To be done —
Count the lines in the data below where the string "online" occurs, please, and give the number alone.

───── Raw data

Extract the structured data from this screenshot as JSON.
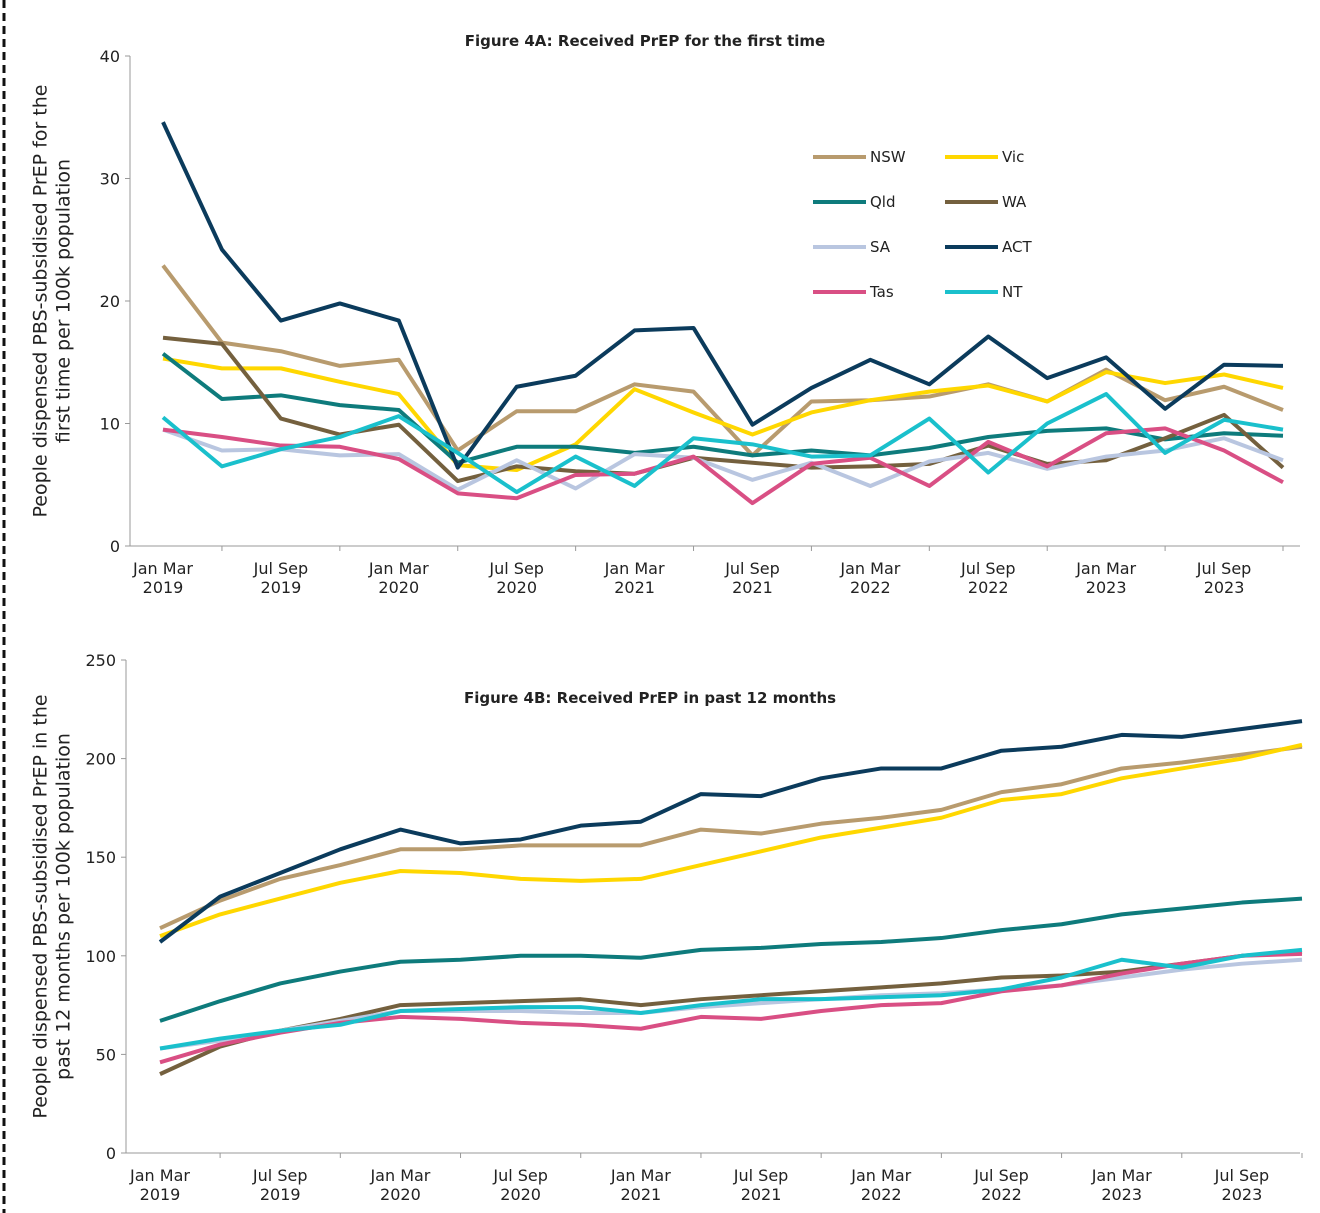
{
  "chart_data": [
    {
      "type": "line",
      "title": "Figure 4A: Received PrEP for the first time",
      "y_label": "People  dispensed PBS-subsidised PrEP for the\nfirst time per 100k population",
      "categories": [
        "Jan Mar\n2019",
        null,
        "Jul Sep\n2019",
        null,
        "Jan Mar\n2020",
        null,
        "Jul Sep\n2020",
        null,
        "Jan Mar\n2021",
        null,
        "Jul Sep\n2021",
        null,
        "Jan Mar\n2022",
        null,
        "Jul Sep\n2022",
        null,
        "Jan Mar\n2023",
        null,
        "Jul Sep\n2023",
        null
      ],
      "ylim": [
        0,
        40
      ],
      "yticks": [
        0,
        10,
        20,
        30,
        40
      ],
      "legend": true,
      "series": [
        {
          "name": "NSW",
          "color": "#b89b6e",
          "values": [
            22.9,
            16.6,
            15.9,
            14.7,
            15.2,
            7.8,
            11.0,
            11.0,
            13.2,
            12.6,
            7.4,
            11.8,
            11.9,
            12.2,
            13.2,
            11.8,
            14.4,
            11.9,
            13.0,
            11.1
          ]
        },
        {
          "name": "Vic",
          "color": "#ffd700",
          "values": [
            15.3,
            14.5,
            14.5,
            13.4,
            12.4,
            6.6,
            6.2,
            8.3,
            12.8,
            10.9,
            9.1,
            10.9,
            11.9,
            12.6,
            13.1,
            11.8,
            14.2,
            13.3,
            14.0,
            12.9
          ]
        },
        {
          "name": "Qld",
          "color": "#0e7b7c",
          "values": [
            15.7,
            12.0,
            12.3,
            11.5,
            11.1,
            6.8,
            8.1,
            8.1,
            7.6,
            8.1,
            7.4,
            7.8,
            7.4,
            8.0,
            8.9,
            9.4,
            9.6,
            8.7,
            9.2,
            9.0
          ]
        },
        {
          "name": "WA",
          "color": "#74603e",
          "values": [
            17.0,
            16.5,
            10.4,
            9.1,
            9.9,
            5.3,
            6.5,
            6.1,
            5.9,
            7.2,
            6.8,
            6.4,
            6.5,
            6.7,
            8.2,
            6.7,
            7.0,
            8.8,
            10.7,
            6.4
          ]
        },
        {
          "name": "SA",
          "color": "#b9c6e0",
          "values": [
            9.5,
            7.8,
            7.9,
            7.4,
            7.5,
            4.6,
            7.0,
            4.7,
            7.5,
            7.2,
            5.4,
            6.8,
            4.9,
            6.9,
            7.6,
            6.3,
            7.3,
            7.8,
            8.8,
            7.0
          ]
        },
        {
          "name": "ACT",
          "color": "#0b3b5c",
          "values": [
            34.6,
            24.2,
            18.4,
            19.8,
            18.4,
            6.4,
            13.0,
            13.9,
            17.6,
            17.8,
            9.9,
            12.9,
            15.2,
            13.2,
            17.1,
            13.7,
            15.4,
            11.2,
            14.8,
            14.7
          ]
        },
        {
          "name": "Tas",
          "color": "#d94f84",
          "values": [
            9.5,
            8.9,
            8.2,
            8.1,
            7.1,
            4.3,
            3.9,
            5.8,
            5.9,
            7.3,
            3.5,
            6.7,
            7.2,
            4.9,
            8.5,
            6.5,
            9.2,
            9.6,
            7.8,
            5.2
          ]
        },
        {
          "name": "NT",
          "color": "#1ac0cc",
          "values": [
            10.5,
            6.5,
            7.9,
            8.9,
            10.6,
            7.6,
            4.4,
            7.3,
            4.9,
            8.8,
            8.3,
            7.3,
            7.4,
            10.4,
            6.0,
            10.0,
            12.4,
            7.6,
            10.3,
            9.5
          ]
        }
      ]
    },
    {
      "type": "line",
      "title": "Figure 4B: Received PrEP in past 12 months",
      "y_label": "People dispensed PBS-subsidised PrEP in the\npast 12 months per 100k population",
      "categories": [
        "Jan Mar\n2019",
        null,
        "Jul Sep\n2019",
        null,
        "Jan Mar\n2020",
        null,
        "Jul Sep\n2020",
        null,
        "Jan Mar\n2021",
        null,
        "Jul Sep\n2021",
        null,
        "Jan Mar\n2022",
        null,
        "Jul Sep\n2022",
        null,
        "Jan Mar\n2023",
        null,
        "Jul Sep\n2023",
        null
      ],
      "ylim": [
        0,
        250
      ],
      "yticks": [
        0,
        50,
        100,
        150,
        200,
        250
      ],
      "legend": false,
      "series": [
        {
          "color": "#b89b6e",
          "values": [
            114,
            128,
            139,
            146,
            154,
            154,
            156,
            156,
            156,
            164,
            162,
            167,
            170,
            174,
            183,
            187,
            195,
            198,
            202,
            206
          ]
        },
        {
          "color": "#ffd700",
          "values": [
            110,
            121,
            129,
            137,
            143,
            142,
            139,
            138,
            139,
            146,
            153,
            160,
            165,
            170,
            179,
            182,
            190,
            195,
            200,
            207
          ]
        },
        {
          "color": "#0e7b7c",
          "values": [
            67,
            77,
            86,
            92,
            97,
            98,
            100,
            100,
            99,
            103,
            104,
            106,
            107,
            109,
            113,
            116,
            121,
            124,
            127,
            129
          ]
        },
        {
          "color": "#74603e",
          "values": [
            40,
            54,
            62,
            68,
            75,
            76,
            77,
            78,
            75,
            78,
            80,
            82,
            84,
            86,
            89,
            90,
            92,
            96,
            100,
            102
          ]
        },
        {
          "color": "#b9c6e0",
          "values": [
            53,
            57,
            62,
            67,
            72,
            72,
            72,
            71,
            71,
            74,
            76,
            78,
            80,
            81,
            83,
            85,
            89,
            93,
            96,
            98
          ]
        },
        {
          "color": "#0b3b5c",
          "values": [
            107,
            130,
            142,
            154,
            164,
            157,
            159,
            166,
            168,
            182,
            181,
            190,
            195,
            195,
            204,
            206,
            212,
            211,
            215,
            219
          ]
        },
        {
          "color": "#d94f84",
          "values": [
            46,
            55,
            61,
            66,
            69,
            68,
            66,
            65,
            63,
            69,
            68,
            72,
            75,
            76,
            82,
            85,
            91,
            96,
            100,
            101
          ]
        },
        {
          "color": "#1ac0cc",
          "values": [
            53,
            58,
            62,
            65,
            72,
            73,
            74,
            74,
            71,
            75,
            78,
            78,
            79,
            80,
            83,
            89,
            98,
            94,
            100,
            103
          ]
        }
      ]
    }
  ]
}
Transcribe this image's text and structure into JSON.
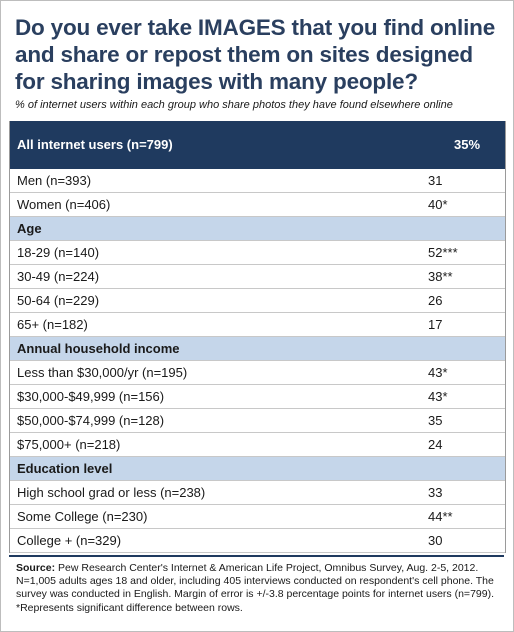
{
  "title": "Do you ever take IMAGES that you find online and share or repost them on sites designed for sharing images with many people?",
  "subtitle": "% of internet users within each group who share photos they have found elsewhere online",
  "table": {
    "header": {
      "label": "All internet users (n=799)",
      "value": "35%"
    },
    "rows": [
      {
        "label": "Men (n=393)",
        "value": "31"
      },
      {
        "label": "Women (n=406)",
        "value": "40*"
      }
    ],
    "age": {
      "heading": "Age",
      "rows": [
        {
          "label": "18-29 (n=140)",
          "value": "52***"
        },
        {
          "label": "30-49 (n=224)",
          "value": "38**"
        },
        {
          "label": "50-64 (n=229)",
          "value": "26"
        },
        {
          "label": "65+ (n=182)",
          "value": "17"
        }
      ]
    },
    "income": {
      "heading": "Annual household income",
      "rows": [
        {
          "label": "Less than $30,000/yr (n=195)",
          "value": "43*"
        },
        {
          "label": "$30,000-$49,999 (n=156)",
          "value": "43*"
        },
        {
          "label": "$50,000-$74,999 (n=128)",
          "value": "35"
        },
        {
          "label": "$75,000+ (n=218)",
          "value": "24"
        }
      ]
    },
    "education": {
      "heading": "Education level",
      "rows": [
        {
          "label": "High school grad or less (n=238)",
          "value": "33"
        },
        {
          "label": "Some College (n=230)",
          "value": "44**"
        },
        {
          "label": "College + (n=329)",
          "value": "30"
        }
      ]
    }
  },
  "source": {
    "label": "Source:",
    "text": "Pew Research Center's Internet & American Life Project, Omnibus Survey, Aug. 2-5, 2012. N=1,005 adults ages 18 and older, including 405 interviews conducted on respondent's cell phone. The survey was conducted in English. Margin of error is +/-3.8 percentage points for internet users (n=799). *Represents significant difference between rows."
  },
  "colors": {
    "header_bg": "#1f3a5f",
    "section_bg": "#c5d6ea",
    "title": "#2a3f5f"
  }
}
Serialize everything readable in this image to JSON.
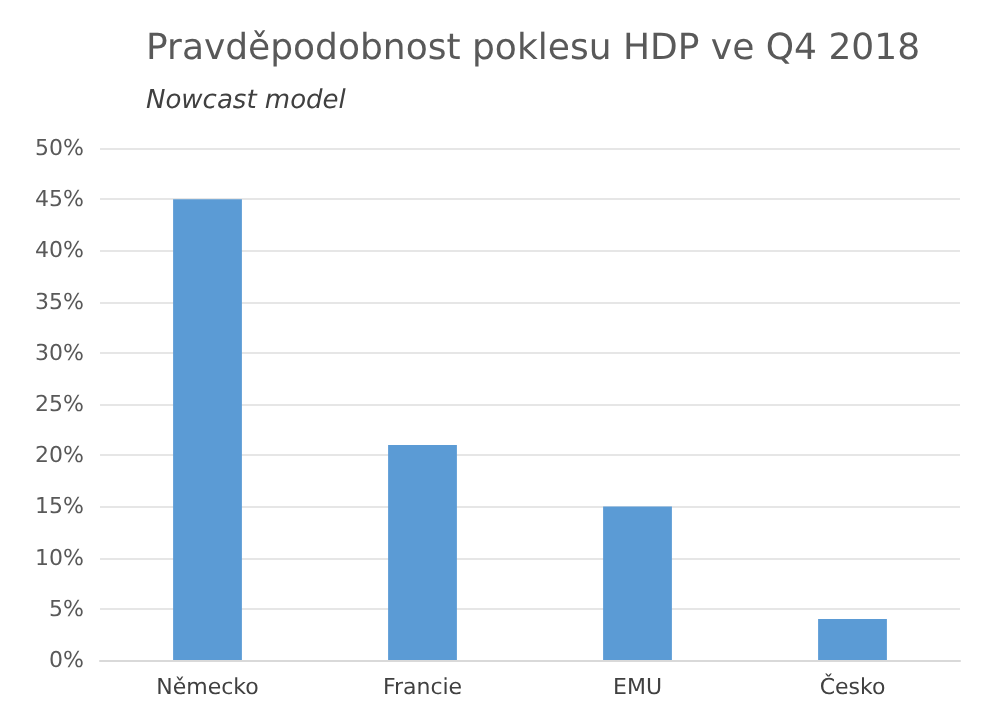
{
  "chart_data": {
    "type": "bar",
    "title": "Pravděpodobnost poklesu HDP ve Q4 2018",
    "subtitle": "Nowcast model",
    "categories": [
      "Německo",
      "Francie",
      "EMU",
      "Česko"
    ],
    "values": [
      45,
      21,
      15,
      4
    ],
    "color": "#5b9bd5",
    "ylim": [
      0,
      50
    ],
    "yticks": [
      {
        "value": 0,
        "label": "0%"
      },
      {
        "value": 5,
        "label": "5%"
      },
      {
        "value": 10,
        "label": "10%"
      },
      {
        "value": 15,
        "label": "15%"
      },
      {
        "value": 20,
        "label": "20%"
      },
      {
        "value": 25,
        "label": "25%"
      },
      {
        "value": 30,
        "label": "30%"
      },
      {
        "value": 35,
        "label": "35%"
      },
      {
        "value": 40,
        "label": "40%"
      },
      {
        "value": 45,
        "label": "45%"
      },
      {
        "value": 50,
        "label": "50%"
      }
    ],
    "grid": "y"
  }
}
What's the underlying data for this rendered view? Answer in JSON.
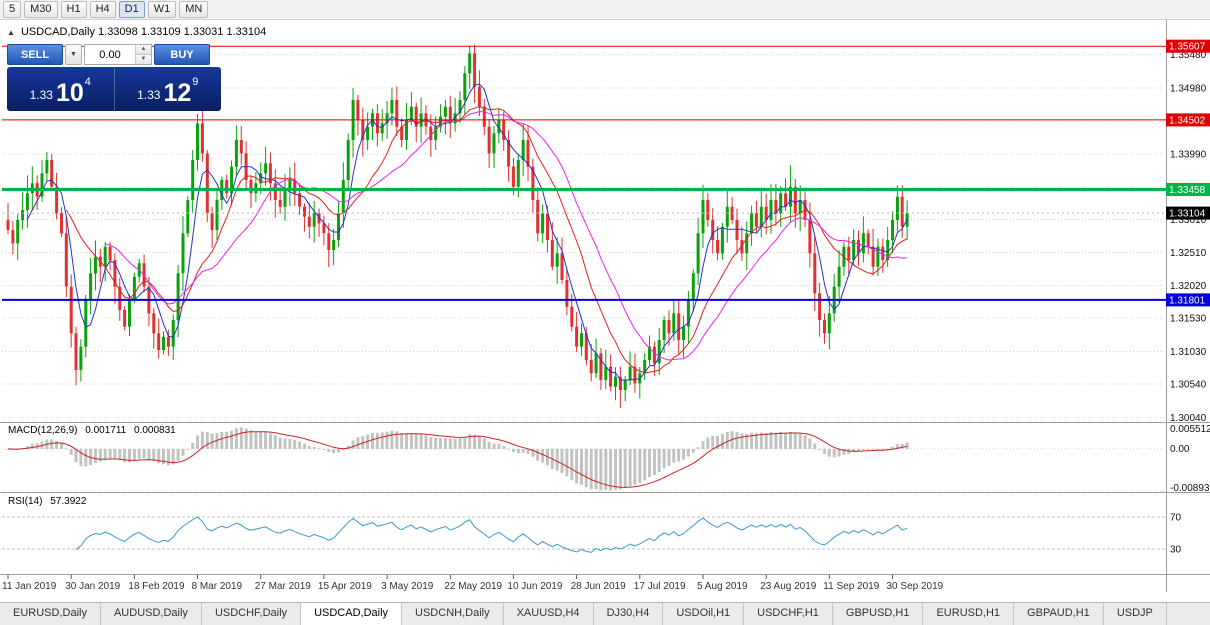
{
  "toolbar": {
    "timeframes": [
      "5",
      "M30",
      "H1",
      "H4",
      "D1",
      "W1",
      "MN"
    ],
    "active": "D1"
  },
  "chart_title": {
    "toggle": "▲",
    "symbol": "USDCAD,Daily",
    "ohlc": "1.33098 1.33109 1.33031 1.33104"
  },
  "one_click": {
    "sell_label": "SELL",
    "buy_label": "BUY",
    "lot": "0.00",
    "sell_big": "1.33",
    "sell_pips": "10",
    "sell_point": "4",
    "buy_big": "1.33",
    "buy_pips": "12",
    "buy_point": "9"
  },
  "price_axis": [
    "1.35480",
    "1.34980",
    "1.34480",
    "1.33990",
    "1.33490",
    "1.33010",
    "1.32510",
    "1.32020",
    "1.31530",
    "1.31030",
    "1.30540",
    "1.30040"
  ],
  "date_axis": [
    "11 Jan 2019",
    "30 Jan 2019",
    "18 Feb 2019",
    "8 Mar 2019",
    "27 Mar 2019",
    "15 Apr 2019",
    "3 May 2019",
    "22 May 2019",
    "10 Jun 2019",
    "28 Jun 2019",
    "17 Jul 2019",
    "5 Aug 2019",
    "23 Aug 2019",
    "11 Sep 2019",
    "30 Sep 2019"
  ],
  "levels": [
    {
      "label": "1.35607",
      "value": 1.35607,
      "color": "#e00000",
      "width": 1
    },
    {
      "label": "1.34502",
      "value": 1.34502,
      "color": "#e00000",
      "width": 1
    },
    {
      "label": "1.33458",
      "value": 1.33458,
      "color": "#00b44a",
      "width": 3
    },
    {
      "label": "1.31801",
      "value": 1.31801,
      "color": "#0000e0",
      "width": 2
    }
  ],
  "current_price": {
    "label": "1.33104",
    "value": 1.33104,
    "color": "#000000"
  },
  "tabs": {
    "active_index": 3,
    "items": [
      "EURUSD,Daily",
      "AUDUSD,Daily",
      "USDCHF,Daily",
      "USDCAD,Daily",
      "USDCNH,Daily",
      "XAUUSD,H4",
      "DJ30,H4",
      "USDOil,H1",
      "USDCHF,H1",
      "GBPUSD,H1",
      "EURUSD,H1",
      "GBPAUD,H1",
      "USDJP"
    ]
  },
  "chart_data": {
    "type": "candlestick",
    "symbol": "USDCAD",
    "timeframe": "Daily",
    "open_first": 1.33,
    "closes": [
      1.3285,
      1.3265,
      1.33,
      1.3315,
      1.334,
      1.3355,
      1.3335,
      1.337,
      1.339,
      1.335,
      1.331,
      1.328,
      1.32,
      1.313,
      1.3075,
      1.311,
      1.318,
      1.322,
      1.3245,
      1.323,
      1.326,
      1.324,
      1.32,
      1.3165,
      1.314,
      1.318,
      1.3215,
      1.3235,
      1.32,
      1.316,
      1.313,
      1.3105,
      1.3125,
      1.311,
      1.315,
      1.322,
      1.328,
      1.333,
      1.339,
      1.3445,
      1.34,
      1.331,
      1.3285,
      1.333,
      1.336,
      1.334,
      1.338,
      1.342,
      1.34,
      1.336,
      1.334,
      1.3355,
      1.337,
      1.3385,
      1.3355,
      1.333,
      1.332,
      1.3345,
      1.336,
      1.334,
      1.332,
      1.3305,
      1.329,
      1.331,
      1.3295,
      1.328,
      1.3255,
      1.327,
      1.331,
      1.336,
      1.342,
      1.348,
      1.345,
      1.342,
      1.344,
      1.346,
      1.343,
      1.3445,
      1.346,
      1.348,
      1.344,
      1.342,
      1.345,
      1.347,
      1.344,
      1.346,
      1.344,
      1.342,
      1.344,
      1.3455,
      1.347,
      1.3445,
      1.346,
      1.348,
      1.352,
      1.355,
      1.35,
      1.347,
      1.344,
      1.34,
      1.343,
      1.345,
      1.342,
      1.338,
      1.335,
      1.339,
      1.342,
      1.338,
      1.333,
      1.328,
      1.331,
      1.327,
      1.323,
      1.325,
      1.321,
      1.317,
      1.314,
      1.311,
      1.313,
      1.309,
      1.307,
      1.31,
      1.306,
      1.308,
      1.305,
      1.3065,
      1.3045,
      1.306,
      1.308,
      1.3055,
      1.307,
      1.309,
      1.311,
      1.3085,
      1.312,
      1.315,
      1.313,
      1.316,
      1.312,
      1.314,
      1.318,
      1.322,
      1.328,
      1.333,
      1.33,
      1.327,
      1.325,
      1.329,
      1.332,
      1.33,
      1.327,
      1.325,
      1.328,
      1.331,
      1.329,
      1.332,
      1.33,
      1.333,
      1.331,
      1.334,
      1.332,
      1.335,
      1.331,
      1.333,
      1.33,
      1.325,
      1.319,
      1.315,
      1.313,
      1.316,
      1.32,
      1.323,
      1.326,
      1.324,
      1.327,
      1.325,
      1.328,
      1.326,
      1.323,
      1.326,
      1.324,
      1.327,
      1.33,
      1.3335,
      1.329,
      1.33104
    ],
    "date_indices": [
      0,
      13,
      26,
      39,
      52,
      65,
      78,
      91,
      104,
      117,
      130,
      143,
      156,
      169,
      182
    ],
    "wick_overrides": {
      "14": {
        "low": 1.3052
      },
      "95": {
        "high": 1.35607
      },
      "126": {
        "low": 1.3018
      },
      "161": {
        "high": 1.3382
      }
    },
    "up_color": "#0aa10a",
    "down_color": "#e03030",
    "moving_averages": [
      {
        "period": 5,
        "color": "#2233cc"
      },
      {
        "period": 13,
        "color": "#dd2222"
      },
      {
        "period": 21,
        "color": "#ee22ee"
      }
    ],
    "indicators": {
      "macd": {
        "label": "MACD(12,26,9)",
        "main_value": "0.001711",
        "signal_value": "0.000831",
        "axis": [
          {
            "label": "0.005512",
            "value": 0.005512
          },
          {
            "label": "0.00",
            "value": 0
          },
          {
            "label": "-0.008938",
            "value": -0.008938
          }
        ],
        "histogram_color": "#c2c2c2",
        "signal_color": "#cc2222"
      },
      "rsi": {
        "label": "RSI(14)",
        "value": "57.3922",
        "line_color": "#3d97cf",
        "levels": [
          {
            "label": "70",
            "value": 70
          },
          {
            "label": "30",
            "value": 30
          }
        ]
      }
    },
    "price_range": {
      "top": 1.3594,
      "bottom": 1.2997
    }
  }
}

──────────

Response —
2